#### WRITTEN INSTRUCTION:
Among the lines below, count those with "svůj". Give only the number.
=== THE RECORDS ===
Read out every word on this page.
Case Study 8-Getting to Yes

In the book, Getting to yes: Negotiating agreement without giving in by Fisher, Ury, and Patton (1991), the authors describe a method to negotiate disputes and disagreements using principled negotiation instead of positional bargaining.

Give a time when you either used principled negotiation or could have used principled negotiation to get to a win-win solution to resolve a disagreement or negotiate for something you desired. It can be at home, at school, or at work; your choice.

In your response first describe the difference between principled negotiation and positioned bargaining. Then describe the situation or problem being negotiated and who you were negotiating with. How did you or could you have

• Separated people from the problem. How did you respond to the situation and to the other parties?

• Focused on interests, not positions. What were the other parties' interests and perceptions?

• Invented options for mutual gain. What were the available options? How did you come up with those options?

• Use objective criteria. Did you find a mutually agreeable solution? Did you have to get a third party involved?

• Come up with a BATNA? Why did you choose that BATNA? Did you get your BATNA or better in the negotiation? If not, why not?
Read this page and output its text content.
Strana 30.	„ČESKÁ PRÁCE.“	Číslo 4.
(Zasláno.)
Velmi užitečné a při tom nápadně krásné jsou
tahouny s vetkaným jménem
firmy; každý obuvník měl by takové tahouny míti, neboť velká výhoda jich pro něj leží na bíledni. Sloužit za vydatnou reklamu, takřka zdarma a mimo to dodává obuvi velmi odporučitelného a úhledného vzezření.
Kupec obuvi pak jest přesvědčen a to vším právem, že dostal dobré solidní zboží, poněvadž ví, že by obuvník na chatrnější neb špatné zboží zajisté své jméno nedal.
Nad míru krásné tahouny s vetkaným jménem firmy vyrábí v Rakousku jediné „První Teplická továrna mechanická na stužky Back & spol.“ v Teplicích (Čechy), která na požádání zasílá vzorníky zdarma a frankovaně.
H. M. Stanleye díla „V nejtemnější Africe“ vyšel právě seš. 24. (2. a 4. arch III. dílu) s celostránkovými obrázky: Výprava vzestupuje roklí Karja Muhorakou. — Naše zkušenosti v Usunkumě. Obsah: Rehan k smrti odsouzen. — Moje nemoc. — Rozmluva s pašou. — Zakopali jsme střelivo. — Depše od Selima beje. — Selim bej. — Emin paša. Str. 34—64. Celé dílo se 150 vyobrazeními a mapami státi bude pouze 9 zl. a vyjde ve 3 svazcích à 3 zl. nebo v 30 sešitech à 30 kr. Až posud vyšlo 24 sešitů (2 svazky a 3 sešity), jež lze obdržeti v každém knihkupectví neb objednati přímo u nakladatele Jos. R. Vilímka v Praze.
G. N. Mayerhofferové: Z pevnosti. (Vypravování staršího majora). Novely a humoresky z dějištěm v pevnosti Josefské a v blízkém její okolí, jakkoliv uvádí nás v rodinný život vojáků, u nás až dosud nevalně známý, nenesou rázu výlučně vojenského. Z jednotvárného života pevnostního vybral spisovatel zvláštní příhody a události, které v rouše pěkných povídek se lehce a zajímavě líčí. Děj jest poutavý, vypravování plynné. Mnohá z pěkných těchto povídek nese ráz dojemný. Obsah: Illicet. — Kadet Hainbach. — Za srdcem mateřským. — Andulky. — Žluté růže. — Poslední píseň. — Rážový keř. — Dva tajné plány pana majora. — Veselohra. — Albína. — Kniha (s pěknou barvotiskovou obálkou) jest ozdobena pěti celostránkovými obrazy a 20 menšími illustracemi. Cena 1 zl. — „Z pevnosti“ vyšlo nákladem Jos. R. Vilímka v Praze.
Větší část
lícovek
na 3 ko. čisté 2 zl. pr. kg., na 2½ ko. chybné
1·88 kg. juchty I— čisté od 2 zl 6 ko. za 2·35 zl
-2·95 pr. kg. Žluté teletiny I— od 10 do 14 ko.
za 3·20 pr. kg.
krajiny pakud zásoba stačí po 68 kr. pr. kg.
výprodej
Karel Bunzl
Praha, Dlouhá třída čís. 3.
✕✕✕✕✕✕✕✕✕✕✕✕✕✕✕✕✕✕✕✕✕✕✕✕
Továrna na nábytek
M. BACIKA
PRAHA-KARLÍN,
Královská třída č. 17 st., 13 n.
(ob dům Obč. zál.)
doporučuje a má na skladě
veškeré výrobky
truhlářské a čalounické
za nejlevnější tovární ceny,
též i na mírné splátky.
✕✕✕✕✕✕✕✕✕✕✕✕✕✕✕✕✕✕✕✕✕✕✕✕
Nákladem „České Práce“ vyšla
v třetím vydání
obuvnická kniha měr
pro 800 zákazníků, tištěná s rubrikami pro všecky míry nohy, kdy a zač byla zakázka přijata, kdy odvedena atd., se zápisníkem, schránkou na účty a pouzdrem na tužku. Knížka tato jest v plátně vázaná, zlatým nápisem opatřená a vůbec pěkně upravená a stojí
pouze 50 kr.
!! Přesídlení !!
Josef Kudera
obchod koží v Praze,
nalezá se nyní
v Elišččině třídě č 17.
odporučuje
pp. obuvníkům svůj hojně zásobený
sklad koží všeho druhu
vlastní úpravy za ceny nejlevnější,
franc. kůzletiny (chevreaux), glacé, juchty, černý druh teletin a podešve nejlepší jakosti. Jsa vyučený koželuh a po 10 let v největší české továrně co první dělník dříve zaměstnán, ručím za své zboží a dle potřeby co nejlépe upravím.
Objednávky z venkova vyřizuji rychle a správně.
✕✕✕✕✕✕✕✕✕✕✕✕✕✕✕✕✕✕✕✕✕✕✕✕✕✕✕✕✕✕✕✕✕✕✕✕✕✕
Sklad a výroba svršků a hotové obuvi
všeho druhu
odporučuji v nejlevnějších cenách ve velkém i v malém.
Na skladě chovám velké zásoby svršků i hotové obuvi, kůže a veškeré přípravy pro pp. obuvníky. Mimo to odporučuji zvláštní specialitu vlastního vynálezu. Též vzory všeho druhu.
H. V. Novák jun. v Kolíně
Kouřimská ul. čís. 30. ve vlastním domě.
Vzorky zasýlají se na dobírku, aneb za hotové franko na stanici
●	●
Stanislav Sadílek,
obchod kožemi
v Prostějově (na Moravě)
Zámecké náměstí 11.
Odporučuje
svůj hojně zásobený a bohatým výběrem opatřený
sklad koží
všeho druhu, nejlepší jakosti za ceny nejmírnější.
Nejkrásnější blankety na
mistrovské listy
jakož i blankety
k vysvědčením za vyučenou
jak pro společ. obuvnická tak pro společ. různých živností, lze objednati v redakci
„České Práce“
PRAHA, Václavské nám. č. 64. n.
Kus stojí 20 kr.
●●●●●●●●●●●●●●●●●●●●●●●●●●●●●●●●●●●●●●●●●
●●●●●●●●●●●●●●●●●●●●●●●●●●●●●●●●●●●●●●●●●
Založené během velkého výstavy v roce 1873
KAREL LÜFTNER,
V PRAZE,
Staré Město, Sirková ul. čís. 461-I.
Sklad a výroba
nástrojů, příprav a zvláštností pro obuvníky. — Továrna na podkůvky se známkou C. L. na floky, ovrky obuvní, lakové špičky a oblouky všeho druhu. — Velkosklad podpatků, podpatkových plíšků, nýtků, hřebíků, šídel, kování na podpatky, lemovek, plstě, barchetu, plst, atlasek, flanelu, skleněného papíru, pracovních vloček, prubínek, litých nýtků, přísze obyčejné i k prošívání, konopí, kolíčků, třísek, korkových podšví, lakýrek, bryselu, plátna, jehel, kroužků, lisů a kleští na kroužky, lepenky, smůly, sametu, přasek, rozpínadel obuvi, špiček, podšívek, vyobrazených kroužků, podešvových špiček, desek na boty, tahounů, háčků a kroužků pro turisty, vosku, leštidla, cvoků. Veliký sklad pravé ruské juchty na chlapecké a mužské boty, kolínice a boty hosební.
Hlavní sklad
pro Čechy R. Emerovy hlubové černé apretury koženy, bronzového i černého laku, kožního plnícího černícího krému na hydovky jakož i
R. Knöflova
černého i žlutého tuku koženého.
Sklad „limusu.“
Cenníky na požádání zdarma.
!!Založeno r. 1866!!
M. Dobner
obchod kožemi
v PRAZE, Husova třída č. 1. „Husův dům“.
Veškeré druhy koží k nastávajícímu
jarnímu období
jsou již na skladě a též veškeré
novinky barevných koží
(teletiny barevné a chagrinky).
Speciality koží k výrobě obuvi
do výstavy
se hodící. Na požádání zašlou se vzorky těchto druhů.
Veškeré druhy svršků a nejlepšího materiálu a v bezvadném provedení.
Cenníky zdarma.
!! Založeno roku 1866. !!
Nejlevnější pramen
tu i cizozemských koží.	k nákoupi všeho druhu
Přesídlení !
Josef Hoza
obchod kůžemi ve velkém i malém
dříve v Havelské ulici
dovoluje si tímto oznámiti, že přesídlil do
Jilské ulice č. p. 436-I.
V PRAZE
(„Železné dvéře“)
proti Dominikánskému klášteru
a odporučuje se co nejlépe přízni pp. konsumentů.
===
#### RESULT FOR THIS TASK:
2